## start Records shown

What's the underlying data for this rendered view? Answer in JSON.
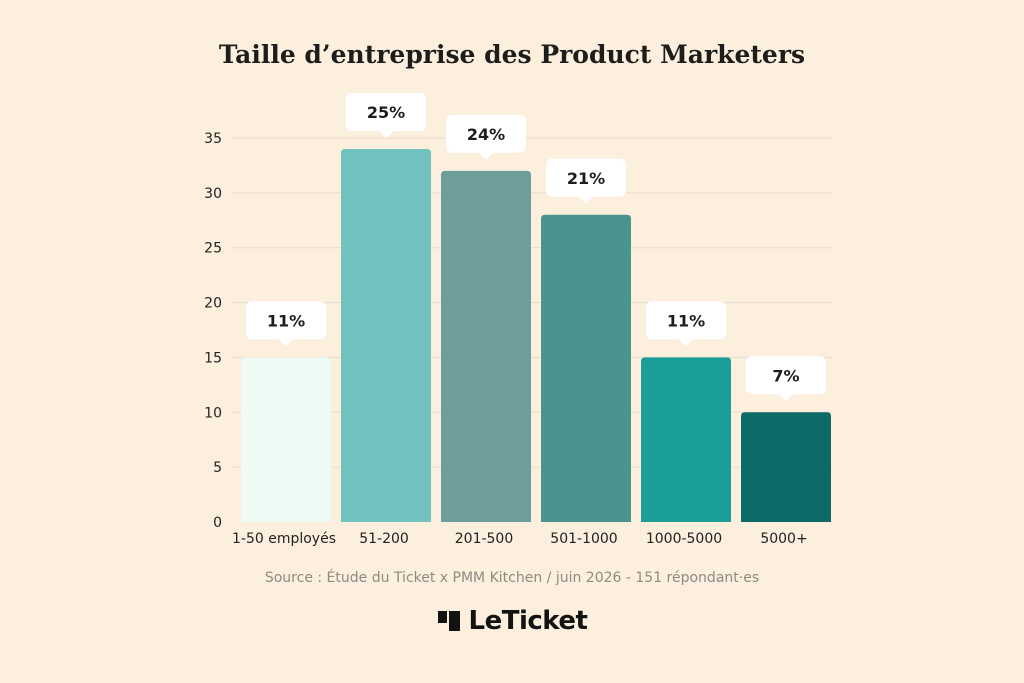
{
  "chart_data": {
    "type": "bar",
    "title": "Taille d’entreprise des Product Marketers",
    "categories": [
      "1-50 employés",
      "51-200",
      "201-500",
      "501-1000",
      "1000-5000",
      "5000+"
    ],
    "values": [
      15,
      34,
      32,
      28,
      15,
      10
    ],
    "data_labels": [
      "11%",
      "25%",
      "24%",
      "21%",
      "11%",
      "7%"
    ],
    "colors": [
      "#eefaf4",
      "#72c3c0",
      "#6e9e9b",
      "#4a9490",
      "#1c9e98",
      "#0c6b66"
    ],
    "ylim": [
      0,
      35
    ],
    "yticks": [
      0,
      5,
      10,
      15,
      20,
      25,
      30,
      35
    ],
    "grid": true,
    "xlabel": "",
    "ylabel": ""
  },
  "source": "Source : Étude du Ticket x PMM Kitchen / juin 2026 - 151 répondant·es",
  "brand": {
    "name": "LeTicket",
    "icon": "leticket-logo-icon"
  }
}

## end Records shown

* _Given exercise_
Reproduce the records above exactly, leaving out every picture they contain.

* _Exercise answer_
What's the underlying data for this rendered view? Answer in JSON.
{
  "chart_data": {
    "type": "bar",
    "title": "Taille d’entreprise des Product Marketers",
    "categories": [
      "1-50 employés",
      "51-200",
      "201-500",
      "501-1000",
      "1000-5000",
      "5000+"
    ],
    "values": [
      15,
      34,
      32,
      28,
      15,
      10
    ],
    "data_labels": [
      "11%",
      "25%",
      "24%",
      "21%",
      "11%",
      "7%"
    ],
    "colors": [
      "#eefaf4",
      "#72c3c0",
      "#6e9e9b",
      "#4a9490",
      "#1c9e98",
      "#0c6b66"
    ],
    "ylim": [
      0,
      35
    ],
    "yticks": [
      0,
      5,
      10,
      15,
      20,
      25,
      30,
      35
    ],
    "grid": true,
    "xlabel": "",
    "ylabel": ""
  },
  "source": "Source : Étude du Ticket x PMM Kitchen / juin 2026 - 151 répondant·es",
  "brand": {
    "name": "LeTicket",
    "icon": "leticket-logo-icon"
  }
}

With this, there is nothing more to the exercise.